# Instructions for the task:
Quote the whole listing word for word, please.

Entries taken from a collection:

------------------------------------

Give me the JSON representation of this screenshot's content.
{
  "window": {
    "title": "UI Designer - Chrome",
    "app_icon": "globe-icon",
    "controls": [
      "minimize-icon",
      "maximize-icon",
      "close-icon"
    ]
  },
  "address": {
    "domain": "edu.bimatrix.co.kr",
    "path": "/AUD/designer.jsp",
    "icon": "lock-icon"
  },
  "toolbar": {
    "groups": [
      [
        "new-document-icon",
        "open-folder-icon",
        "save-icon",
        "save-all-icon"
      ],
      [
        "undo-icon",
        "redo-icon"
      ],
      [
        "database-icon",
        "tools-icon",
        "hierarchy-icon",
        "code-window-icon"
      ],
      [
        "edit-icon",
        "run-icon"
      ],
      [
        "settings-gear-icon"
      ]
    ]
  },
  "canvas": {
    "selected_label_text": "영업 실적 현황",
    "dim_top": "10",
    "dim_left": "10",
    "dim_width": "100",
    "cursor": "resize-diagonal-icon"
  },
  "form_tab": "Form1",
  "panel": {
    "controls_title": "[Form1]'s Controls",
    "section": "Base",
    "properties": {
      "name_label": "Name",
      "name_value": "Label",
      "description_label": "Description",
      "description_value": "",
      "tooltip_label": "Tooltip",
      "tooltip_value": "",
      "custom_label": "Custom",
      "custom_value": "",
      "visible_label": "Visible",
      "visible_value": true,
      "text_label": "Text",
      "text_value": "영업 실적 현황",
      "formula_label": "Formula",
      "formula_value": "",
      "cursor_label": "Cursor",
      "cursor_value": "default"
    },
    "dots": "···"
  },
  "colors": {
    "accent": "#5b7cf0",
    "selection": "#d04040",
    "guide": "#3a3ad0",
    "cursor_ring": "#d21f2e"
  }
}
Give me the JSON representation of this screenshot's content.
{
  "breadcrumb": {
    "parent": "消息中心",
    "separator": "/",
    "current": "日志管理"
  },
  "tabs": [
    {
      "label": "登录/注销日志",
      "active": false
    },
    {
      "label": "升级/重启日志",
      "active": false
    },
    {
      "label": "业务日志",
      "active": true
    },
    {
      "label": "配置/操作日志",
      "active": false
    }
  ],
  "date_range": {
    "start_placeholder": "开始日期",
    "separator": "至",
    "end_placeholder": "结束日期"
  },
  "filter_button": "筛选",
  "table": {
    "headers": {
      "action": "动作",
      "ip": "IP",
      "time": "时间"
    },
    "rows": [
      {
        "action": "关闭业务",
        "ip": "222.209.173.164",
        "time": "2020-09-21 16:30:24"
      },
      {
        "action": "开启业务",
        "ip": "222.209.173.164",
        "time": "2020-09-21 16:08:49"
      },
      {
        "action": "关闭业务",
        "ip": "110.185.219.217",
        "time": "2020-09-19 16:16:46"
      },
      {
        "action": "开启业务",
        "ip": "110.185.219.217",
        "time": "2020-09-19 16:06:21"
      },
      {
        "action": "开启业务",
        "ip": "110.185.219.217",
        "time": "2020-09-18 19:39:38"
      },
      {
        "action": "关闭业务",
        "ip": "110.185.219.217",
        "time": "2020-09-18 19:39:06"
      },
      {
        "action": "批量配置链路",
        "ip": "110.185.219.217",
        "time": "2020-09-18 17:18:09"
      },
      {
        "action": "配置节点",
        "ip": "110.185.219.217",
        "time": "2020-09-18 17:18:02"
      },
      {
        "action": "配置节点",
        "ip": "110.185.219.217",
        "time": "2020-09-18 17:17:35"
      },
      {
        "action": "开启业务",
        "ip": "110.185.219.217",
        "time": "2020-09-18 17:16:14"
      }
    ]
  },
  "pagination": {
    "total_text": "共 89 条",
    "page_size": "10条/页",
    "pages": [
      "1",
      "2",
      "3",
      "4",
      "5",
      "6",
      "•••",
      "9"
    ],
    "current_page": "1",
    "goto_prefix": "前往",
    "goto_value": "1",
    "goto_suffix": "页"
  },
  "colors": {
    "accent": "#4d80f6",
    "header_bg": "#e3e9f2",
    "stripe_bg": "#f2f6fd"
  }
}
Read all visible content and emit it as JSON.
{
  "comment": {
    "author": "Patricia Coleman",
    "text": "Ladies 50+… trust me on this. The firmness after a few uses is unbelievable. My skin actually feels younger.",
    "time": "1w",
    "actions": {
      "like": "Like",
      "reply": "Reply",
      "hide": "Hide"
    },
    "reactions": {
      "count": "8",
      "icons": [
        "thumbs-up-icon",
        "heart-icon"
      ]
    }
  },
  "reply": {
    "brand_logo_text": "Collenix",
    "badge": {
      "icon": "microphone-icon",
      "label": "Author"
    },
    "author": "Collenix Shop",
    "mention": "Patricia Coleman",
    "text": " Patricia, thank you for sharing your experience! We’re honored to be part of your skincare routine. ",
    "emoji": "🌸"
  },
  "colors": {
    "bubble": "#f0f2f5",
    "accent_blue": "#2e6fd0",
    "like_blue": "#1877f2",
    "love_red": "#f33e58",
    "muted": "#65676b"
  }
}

------------------------------------

# Result for this exercise:
Give me the JSON representation of this screenshot's content.
{
  "window": {
    "title": "UI Designer - Chrome",
    "app_icon": "globe-icon",
    "controls": [
      "minimize-icon",
      "maximize-icon",
      "close-icon"
    ]
  },
  "address": {
    "domain": "edu.bimatrix.co.kr",
    "path": "/AUD/designer.jsp",
    "icon": "lock-icon"
  },
  "toolbar": {
    "groups": [
      [
        "new-document-icon",
        "open-folder-icon",
        "save-icon",
        "save-all-icon"
      ],
      [
        "undo-icon",
        "redo-icon"
      ],
      [
        "database-icon",
        "tools-icon",
        "hierarchy-icon",
        "code-window-icon"
      ],
      [
        "edit-icon",
        "run-icon"
      ],
      [
        "settings-gear-icon"
      ]
    ]
  },
  "canvas": {
    "selected_label_text": "영업 실적 현황",
    "dim_top": "10",
    "dim_left": "10",
    "dim_width": "100",
    "cursor": "resize-diagonal-icon"
  },
  "form_tab": "Form1",
  "panel": {
    "controls_title": "[Form1]'s Controls",
    "section": "Base",
    "properties": {
      "name_label": "Name",
      "name_value": "Label",
      "description_label": "Description",
      "description_value": "",
      "tooltip_label": "Tooltip",
      "tooltip_value": "",
      "custom_label": "Custom",
      "custom_value": "",
      "visible_label": "Visible",
      "visible_value": true,
      "text_label": "Text",
      "text_value": "영업 실적 현황",
      "formula_label": "Formula",
      "formula_value": "",
      "cursor_label": "Cursor",
      "cursor_value": "default"
    },
    "dots": "···"
  },
  "colors": {
    "accent": "#5b7cf0",
    "selection": "#d04040",
    "guide": "#3a3ad0",
    "cursor_ring": "#d21f2e"
  }
}
Give me the JSON representation of this screenshot's content.
{
  "breadcrumb": {
    "parent": "消息中心",
    "separator": "/",
    "current": "日志管理"
  },
  "tabs": [
    {
      "label": "登录/注销日志",
      "active": false
    },
    {
      "label": "升级/重启日志",
      "active": false
    },
    {
      "label": "业务日志",
      "active": true
    },
    {
      "label": "配置/操作日志",
      "active": false
    }
  ],
  "date_range": {
    "start_placeholder": "开始日期",
    "separator": "至",
    "end_placeholder": "结束日期"
  },
  "filter_button": "筛选",
  "table": {
    "headers": {
      "action": "动作",
      "ip": "IP",
      "time": "时间"
    },
    "rows": [
      {
        "action": "关闭业务",
        "ip": "222.209.173.164",
        "time": "2020-09-21 16:30:24"
      },
      {
        "action": "开启业务",
        "ip": "222.209.173.164",
        "time": "2020-09-21 16:08:49"
      },
      {
        "action": "关闭业务",
        "ip": "110.185.219.217",
        "time": "2020-09-19 16:16:46"
      },
      {
        "action": "开启业务",
        "ip": "110.185.219.217",
        "time": "2020-09-19 16:06:21"
      },
      {
        "action": "开启业务",
        "ip": "110.185.219.217",
        "time": "2020-09-18 19:39:38"
      },
      {
        "action": "关闭业务",
        "ip": "110.185.219.217",
        "time": "2020-09-18 19:39:06"
      },
      {
        "action": "批量配置链路",
        "ip": "110.185.219.217",
        "time": "2020-09-18 17:18:09"
      },
      {
        "action": "配置节点",
        "ip": "110.185.219.217",
        "time": "2020-09-18 17:18:02"
      },
      {
        "action": "配置节点",
        "ip": "110.185.219.217",
        "time": "2020-09-18 17:17:35"
      },
      {
        "action": "开启业务",
        "ip": "110.185.219.217",
        "time": "2020-09-18 17:16:14"
      }
    ]
  },
  "pagination": {
    "total_text": "共 89 条",
    "page_size": "10条/页",
    "pages": [
      "1",
      "2",
      "3",
      "4",
      "5",
      "6",
      "•••",
      "9"
    ],
    "current_page": "1",
    "goto_prefix": "前往",
    "goto_value": "1",
    "goto_suffix": "页"
  },
  "colors": {
    "accent": "#4d80f6",
    "header_bg": "#e3e9f2",
    "stripe_bg": "#f2f6fd"
  }
}
Read all visible content and emit it as JSON.
{
  "comment": {
    "author": "Patricia Coleman",
    "text": "Ladies 50+… trust me on this. The firmness after a few uses is unbelievable. My skin actually feels younger.",
    "time": "1w",
    "actions": {
      "like": "Like",
      "reply": "Reply",
      "hide": "Hide"
    },
    "reactions": {
      "count": "8",
      "icons": [
        "thumbs-up-icon",
        "heart-icon"
      ]
    }
  },
  "reply": {
    "brand_logo_text": "Collenix",
    "badge": {
      "icon": "microphone-icon",
      "label": "Author"
    },
    "author": "Collenix Shop",
    "mention": "Patricia Coleman",
    "text": " Patricia, thank you for sharing your experience! We’re honored to be part of your skincare routine. ",
    "emoji": "🌸"
  },
  "colors": {
    "bubble": "#f0f2f5",
    "accent_blue": "#2e6fd0",
    "like_blue": "#1877f2",
    "love_red": "#f33e58",
    "muted": "#65676b"
  }
}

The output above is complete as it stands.